Objective. Print the entries verbatim, leaving out the images they contain.
*-*-*
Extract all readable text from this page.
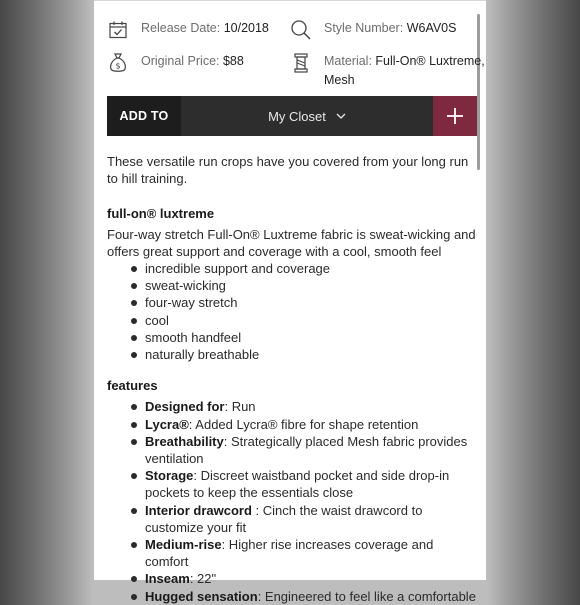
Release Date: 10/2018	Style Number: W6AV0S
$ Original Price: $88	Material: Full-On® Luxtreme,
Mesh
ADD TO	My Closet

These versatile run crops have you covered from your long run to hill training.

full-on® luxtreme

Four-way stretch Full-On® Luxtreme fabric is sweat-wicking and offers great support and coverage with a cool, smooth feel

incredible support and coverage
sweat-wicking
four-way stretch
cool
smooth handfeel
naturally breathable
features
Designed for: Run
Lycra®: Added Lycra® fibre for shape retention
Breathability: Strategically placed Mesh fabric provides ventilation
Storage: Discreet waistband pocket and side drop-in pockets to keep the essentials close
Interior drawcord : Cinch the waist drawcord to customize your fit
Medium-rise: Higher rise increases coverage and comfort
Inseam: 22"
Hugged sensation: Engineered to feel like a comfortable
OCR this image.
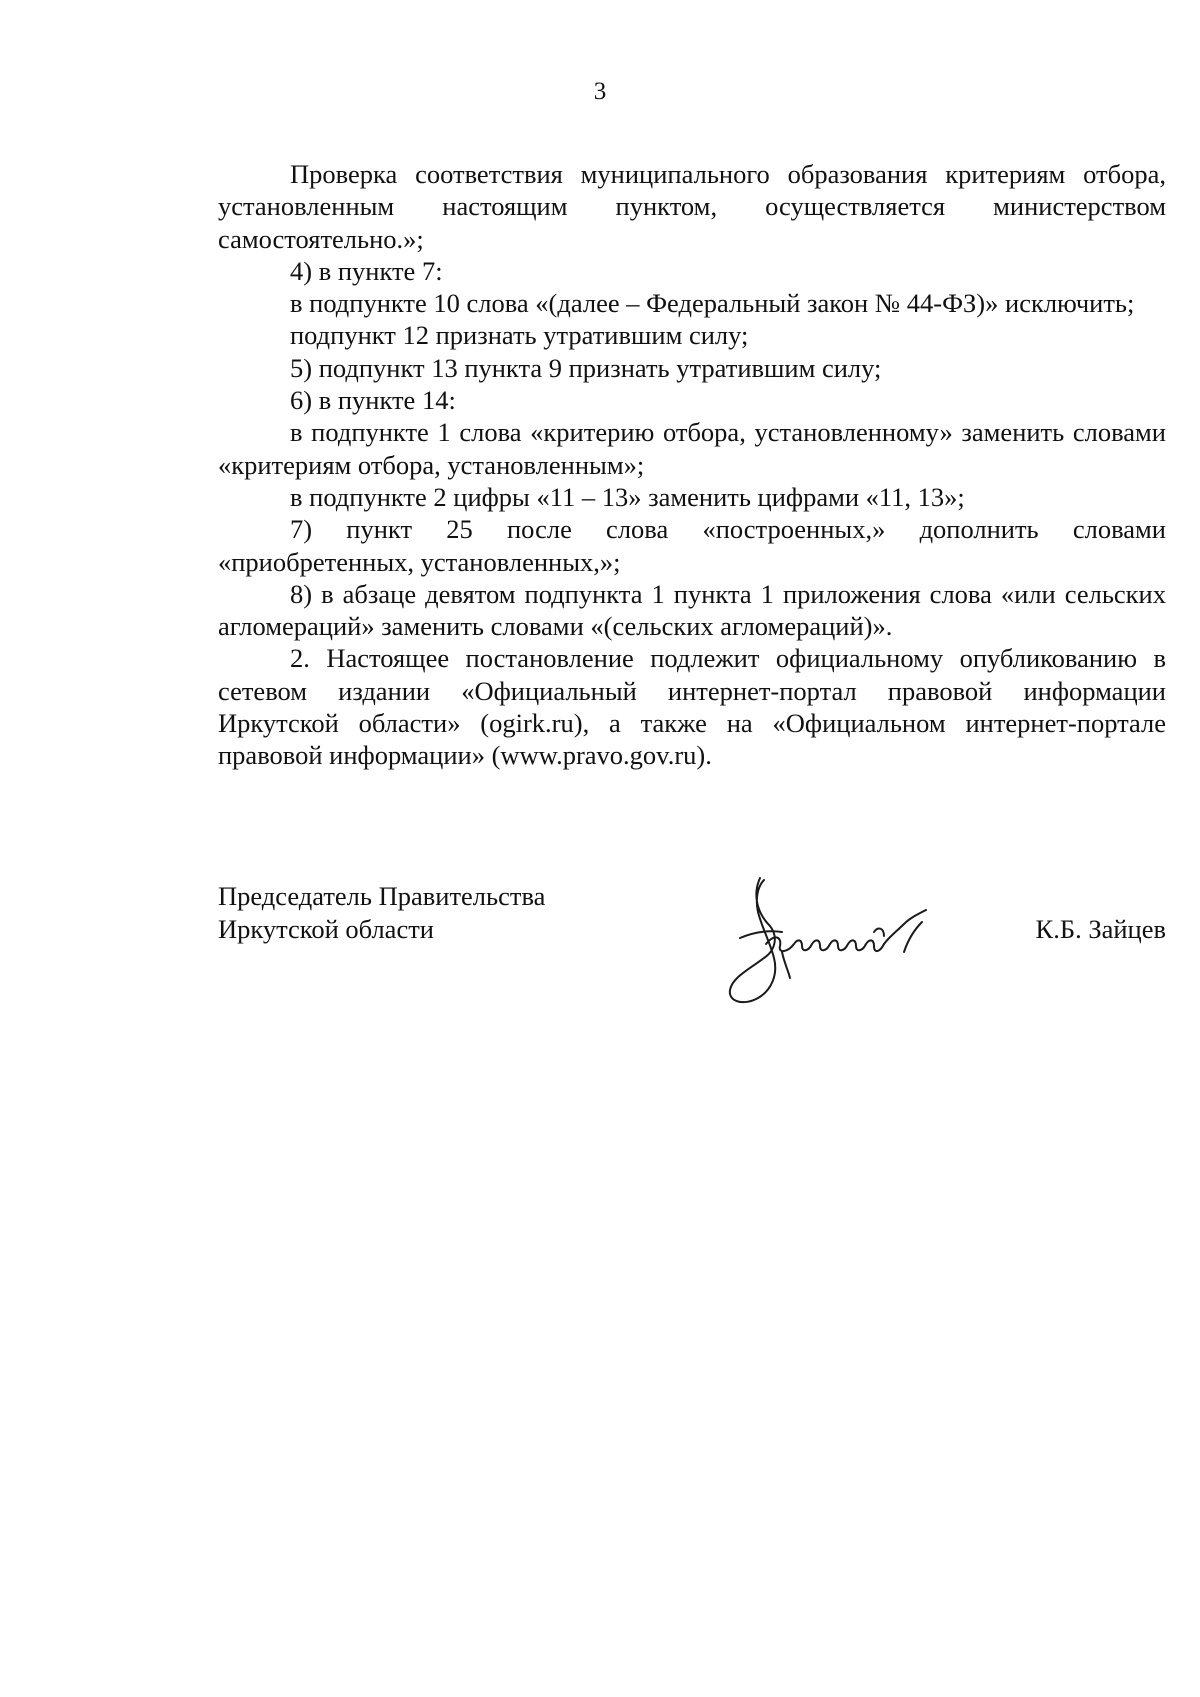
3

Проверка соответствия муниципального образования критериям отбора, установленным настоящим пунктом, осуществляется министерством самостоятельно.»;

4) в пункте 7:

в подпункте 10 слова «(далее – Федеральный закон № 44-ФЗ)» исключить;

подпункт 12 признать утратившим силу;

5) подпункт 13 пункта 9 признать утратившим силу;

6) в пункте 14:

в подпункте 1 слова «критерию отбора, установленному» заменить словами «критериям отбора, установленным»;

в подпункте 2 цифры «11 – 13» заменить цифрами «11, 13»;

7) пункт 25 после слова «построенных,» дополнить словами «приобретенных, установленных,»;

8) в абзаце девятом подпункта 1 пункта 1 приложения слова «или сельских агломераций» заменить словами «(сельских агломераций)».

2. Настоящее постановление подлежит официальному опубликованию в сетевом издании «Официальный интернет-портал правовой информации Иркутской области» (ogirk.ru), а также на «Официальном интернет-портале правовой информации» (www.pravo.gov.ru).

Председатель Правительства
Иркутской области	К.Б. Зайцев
*-*-*
Output for this task.
Extract all readable text from this page.
Release Date: 10/2018	Style Number: W6AV0S
$ Original Price: $88	Material: Full-On® Luxtreme,
Mesh
ADD TO	My Closet

These versatile run crops have you covered from your long run to hill training.

full-on® luxtreme

Four-way stretch Full-On® Luxtreme fabric is sweat-wicking and offers great support and coverage with a cool, smooth feel

incredible support and coverage
sweat-wicking
four-way stretch
cool
smooth handfeel
naturally breathable
features
Designed for: Run
Lycra®: Added Lycra® fibre for shape retention
Breathability: Strategically placed Mesh fabric provides ventilation
Storage: Discreet waistband pocket and side drop-in pockets to keep the essentials close
Interior drawcord : Cinch the waist drawcord to customize your fit
Medium-rise: Higher rise increases coverage and comfort
Inseam: 22"
Hugged sensation: Engineered to feel like a comfortable
OCR this image.
3

Проверка соответствия муниципального образования критериям отбора, установленным настоящим пунктом, осуществляется министерством самостоятельно.»;

4) в пункте 7:

в подпункте 10 слова «(далее – Федеральный закон № 44-ФЗ)» исключить;

подпункт 12 признать утратившим силу;

5) подпункт 13 пункта 9 признать утратившим силу;

6) в пункте 14:

в подпункте 1 слова «критерию отбора, установленному» заменить словами «критериям отбора, установленным»;

в подпункте 2 цифры «11 – 13» заменить цифрами «11, 13»;

7) пункт 25 после слова «построенных,» дополнить словами «приобретенных, установленных,»;

8) в абзаце девятом подпункта 1 пункта 1 приложения слова «или сельских агломераций» заменить словами «(сельских агломераций)».

2. Настоящее постановление подлежит официальному опубликованию в сетевом издании «Официальный интернет-портал правовой информации Иркутской области» (ogirk.ru), а также на «Официальном интернет-портале правовой информации» (www.pravo.gov.ru).

Председатель Правительства
Иркутской области	К.Б. Зайцев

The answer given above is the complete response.